* Records shown
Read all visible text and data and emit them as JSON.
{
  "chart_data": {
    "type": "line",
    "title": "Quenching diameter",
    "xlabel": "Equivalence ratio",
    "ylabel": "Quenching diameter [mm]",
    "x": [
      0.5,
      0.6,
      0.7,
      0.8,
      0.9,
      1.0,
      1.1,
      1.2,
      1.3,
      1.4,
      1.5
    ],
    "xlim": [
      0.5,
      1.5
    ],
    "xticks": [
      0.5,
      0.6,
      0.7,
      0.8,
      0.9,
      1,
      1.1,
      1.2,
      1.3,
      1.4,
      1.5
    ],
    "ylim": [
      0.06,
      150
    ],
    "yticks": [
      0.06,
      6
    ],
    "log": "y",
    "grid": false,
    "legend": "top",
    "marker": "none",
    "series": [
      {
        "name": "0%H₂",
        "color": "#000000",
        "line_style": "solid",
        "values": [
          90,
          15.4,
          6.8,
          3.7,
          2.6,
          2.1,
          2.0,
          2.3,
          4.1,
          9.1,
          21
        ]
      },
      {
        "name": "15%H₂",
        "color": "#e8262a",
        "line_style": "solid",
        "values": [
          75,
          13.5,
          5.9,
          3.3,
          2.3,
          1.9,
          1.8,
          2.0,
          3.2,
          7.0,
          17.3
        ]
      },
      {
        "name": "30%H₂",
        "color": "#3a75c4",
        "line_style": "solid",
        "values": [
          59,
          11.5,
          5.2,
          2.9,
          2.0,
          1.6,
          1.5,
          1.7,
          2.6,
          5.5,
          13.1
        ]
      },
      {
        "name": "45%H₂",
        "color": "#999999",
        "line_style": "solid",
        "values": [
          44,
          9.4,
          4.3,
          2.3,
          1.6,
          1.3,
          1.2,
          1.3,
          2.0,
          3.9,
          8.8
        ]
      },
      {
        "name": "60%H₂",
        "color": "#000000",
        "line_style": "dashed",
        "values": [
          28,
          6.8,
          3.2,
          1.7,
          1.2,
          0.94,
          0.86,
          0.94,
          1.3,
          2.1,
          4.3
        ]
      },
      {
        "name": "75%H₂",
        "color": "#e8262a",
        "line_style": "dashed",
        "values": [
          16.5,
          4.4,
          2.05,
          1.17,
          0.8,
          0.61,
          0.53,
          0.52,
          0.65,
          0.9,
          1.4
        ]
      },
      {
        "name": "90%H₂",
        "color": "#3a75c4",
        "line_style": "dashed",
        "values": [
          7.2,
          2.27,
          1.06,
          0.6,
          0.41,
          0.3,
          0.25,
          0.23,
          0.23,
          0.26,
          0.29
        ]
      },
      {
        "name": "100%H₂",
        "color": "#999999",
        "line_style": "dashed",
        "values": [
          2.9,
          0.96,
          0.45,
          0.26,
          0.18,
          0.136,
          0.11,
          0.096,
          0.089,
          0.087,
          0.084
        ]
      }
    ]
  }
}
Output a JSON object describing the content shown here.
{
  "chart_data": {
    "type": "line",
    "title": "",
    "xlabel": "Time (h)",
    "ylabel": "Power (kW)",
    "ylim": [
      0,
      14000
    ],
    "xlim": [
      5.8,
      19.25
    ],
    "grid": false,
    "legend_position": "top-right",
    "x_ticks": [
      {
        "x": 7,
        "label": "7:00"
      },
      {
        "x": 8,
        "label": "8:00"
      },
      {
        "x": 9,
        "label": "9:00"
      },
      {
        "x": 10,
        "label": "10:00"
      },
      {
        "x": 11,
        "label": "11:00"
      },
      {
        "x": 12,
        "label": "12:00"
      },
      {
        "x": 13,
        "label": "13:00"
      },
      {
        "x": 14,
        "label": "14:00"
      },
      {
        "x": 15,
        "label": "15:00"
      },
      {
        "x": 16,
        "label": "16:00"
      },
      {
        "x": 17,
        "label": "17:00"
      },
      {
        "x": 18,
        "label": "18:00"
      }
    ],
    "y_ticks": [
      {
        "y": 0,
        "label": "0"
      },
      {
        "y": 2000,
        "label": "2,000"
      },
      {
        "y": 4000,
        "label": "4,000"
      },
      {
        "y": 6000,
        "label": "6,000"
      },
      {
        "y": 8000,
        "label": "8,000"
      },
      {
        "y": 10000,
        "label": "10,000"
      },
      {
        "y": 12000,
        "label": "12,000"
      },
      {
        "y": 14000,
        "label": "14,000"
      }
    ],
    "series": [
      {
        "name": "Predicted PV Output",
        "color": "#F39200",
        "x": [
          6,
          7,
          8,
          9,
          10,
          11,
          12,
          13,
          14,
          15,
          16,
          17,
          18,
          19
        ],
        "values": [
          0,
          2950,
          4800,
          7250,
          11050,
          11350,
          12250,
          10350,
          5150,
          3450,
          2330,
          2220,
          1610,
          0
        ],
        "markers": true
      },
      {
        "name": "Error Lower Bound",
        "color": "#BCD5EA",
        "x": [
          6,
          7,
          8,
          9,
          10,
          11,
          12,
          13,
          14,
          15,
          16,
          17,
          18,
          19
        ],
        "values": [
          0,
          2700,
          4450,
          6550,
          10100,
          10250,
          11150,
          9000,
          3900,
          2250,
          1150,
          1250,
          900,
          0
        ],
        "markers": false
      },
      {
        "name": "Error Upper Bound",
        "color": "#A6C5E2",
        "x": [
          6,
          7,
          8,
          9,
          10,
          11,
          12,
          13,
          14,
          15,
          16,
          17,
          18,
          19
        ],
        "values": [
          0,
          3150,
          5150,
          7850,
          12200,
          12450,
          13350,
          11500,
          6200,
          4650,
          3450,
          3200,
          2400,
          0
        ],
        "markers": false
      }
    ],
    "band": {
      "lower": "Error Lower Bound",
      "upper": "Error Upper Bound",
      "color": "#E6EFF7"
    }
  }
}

* Aim of the exercise
Output all of the data again. Match it exactly.

* The reply
Read all visible text and data and emit them as JSON.
{
  "chart_data": {
    "type": "line",
    "title": "Quenching diameter",
    "xlabel": "Equivalence ratio",
    "ylabel": "Quenching diameter [mm]",
    "x": [
      0.5,
      0.6,
      0.7,
      0.8,
      0.9,
      1.0,
      1.1,
      1.2,
      1.3,
      1.4,
      1.5
    ],
    "xlim": [
      0.5,
      1.5
    ],
    "xticks": [
      0.5,
      0.6,
      0.7,
      0.8,
      0.9,
      1,
      1.1,
      1.2,
      1.3,
      1.4,
      1.5
    ],
    "ylim": [
      0.06,
      150
    ],
    "yticks": [
      0.06,
      6
    ],
    "log": "y",
    "grid": false,
    "legend": "top",
    "marker": "none",
    "series": [
      {
        "name": "0%H₂",
        "color": "#000000",
        "line_style": "solid",
        "values": [
          90,
          15.4,
          6.8,
          3.7,
          2.6,
          2.1,
          2.0,
          2.3,
          4.1,
          9.1,
          21
        ]
      },
      {
        "name": "15%H₂",
        "color": "#e8262a",
        "line_style": "solid",
        "values": [
          75,
          13.5,
          5.9,
          3.3,
          2.3,
          1.9,
          1.8,
          2.0,
          3.2,
          7.0,
          17.3
        ]
      },
      {
        "name": "30%H₂",
        "color": "#3a75c4",
        "line_style": "solid",
        "values": [
          59,
          11.5,
          5.2,
          2.9,
          2.0,
          1.6,
          1.5,
          1.7,
          2.6,
          5.5,
          13.1
        ]
      },
      {
        "name": "45%H₂",
        "color": "#999999",
        "line_style": "solid",
        "values": [
          44,
          9.4,
          4.3,
          2.3,
          1.6,
          1.3,
          1.2,
          1.3,
          2.0,
          3.9,
          8.8
        ]
      },
      {
        "name": "60%H₂",
        "color": "#000000",
        "line_style": "dashed",
        "values": [
          28,
          6.8,
          3.2,
          1.7,
          1.2,
          0.94,
          0.86,
          0.94,
          1.3,
          2.1,
          4.3
        ]
      },
      {
        "name": "75%H₂",
        "color": "#e8262a",
        "line_style": "dashed",
        "values": [
          16.5,
          4.4,
          2.05,
          1.17,
          0.8,
          0.61,
          0.53,
          0.52,
          0.65,
          0.9,
          1.4
        ]
      },
      {
        "name": "90%H₂",
        "color": "#3a75c4",
        "line_style": "dashed",
        "values": [
          7.2,
          2.27,
          1.06,
          0.6,
          0.41,
          0.3,
          0.25,
          0.23,
          0.23,
          0.26,
          0.29
        ]
      },
      {
        "name": "100%H₂",
        "color": "#999999",
        "line_style": "dashed",
        "values": [
          2.9,
          0.96,
          0.45,
          0.26,
          0.18,
          0.136,
          0.11,
          0.096,
          0.089,
          0.087,
          0.084
        ]
      }
    ]
  }
}
Output a JSON object describing the content shown here.
{
  "chart_data": {
    "type": "line",
    "title": "",
    "xlabel": "Time (h)",
    "ylabel": "Power (kW)",
    "ylim": [
      0,
      14000
    ],
    "xlim": [
      5.8,
      19.25
    ],
    "grid": false,
    "legend_position": "top-right",
    "x_ticks": [
      {
        "x": 7,
        "label": "7:00"
      },
      {
        "x": 8,
        "label": "8:00"
      },
      {
        "x": 9,
        "label": "9:00"
      },
      {
        "x": 10,
        "label": "10:00"
      },
      {
        "x": 11,
        "label": "11:00"
      },
      {
        "x": 12,
        "label": "12:00"
      },
      {
        "x": 13,
        "label": "13:00"
      },
      {
        "x": 14,
        "label": "14:00"
      },
      {
        "x": 15,
        "label": "15:00"
      },
      {
        "x": 16,
        "label": "16:00"
      },
      {
        "x": 17,
        "label": "17:00"
      },
      {
        "x": 18,
        "label": "18:00"
      }
    ],
    "y_ticks": [
      {
        "y": 0,
        "label": "0"
      },
      {
        "y": 2000,
        "label": "2,000"
      },
      {
        "y": 4000,
        "label": "4,000"
      },
      {
        "y": 6000,
        "label": "6,000"
      },
      {
        "y": 8000,
        "label": "8,000"
      },
      {
        "y": 10000,
        "label": "10,000"
      },
      {
        "y": 12000,
        "label": "12,000"
      },
      {
        "y": 14000,
        "label": "14,000"
      }
    ],
    "series": [
      {
        "name": "Predicted PV Output",
        "color": "#F39200",
        "x": [
          6,
          7,
          8,
          9,
          10,
          11,
          12,
          13,
          14,
          15,
          16,
          17,
          18,
          19
        ],
        "values": [
          0,
          2950,
          4800,
          7250,
          11050,
          11350,
          12250,
          10350,
          5150,
          3450,
          2330,
          2220,
          1610,
          0
        ],
        "markers": true
      },
      {
        "name": "Error Lower Bound",
        "color": "#BCD5EA",
        "x": [
          6,
          7,
          8,
          9,
          10,
          11,
          12,
          13,
          14,
          15,
          16,
          17,
          18,
          19
        ],
        "values": [
          0,
          2700,
          4450,
          6550,
          10100,
          10250,
          11150,
          9000,
          3900,
          2250,
          1150,
          1250,
          900,
          0
        ],
        "markers": false
      },
      {
        "name": "Error Upper Bound",
        "color": "#A6C5E2",
        "x": [
          6,
          7,
          8,
          9,
          10,
          11,
          12,
          13,
          14,
          15,
          16,
          17,
          18,
          19
        ],
        "values": [
          0,
          3150,
          5150,
          7850,
          12200,
          12450,
          13350,
          11500,
          6200,
          4650,
          3450,
          3200,
          2400,
          0
        ],
        "markers": false
      }
    ],
    "band": {
      "lower": "Error Lower Bound",
      "upper": "Error Upper Bound",
      "color": "#E6EFF7"
    }
  }
}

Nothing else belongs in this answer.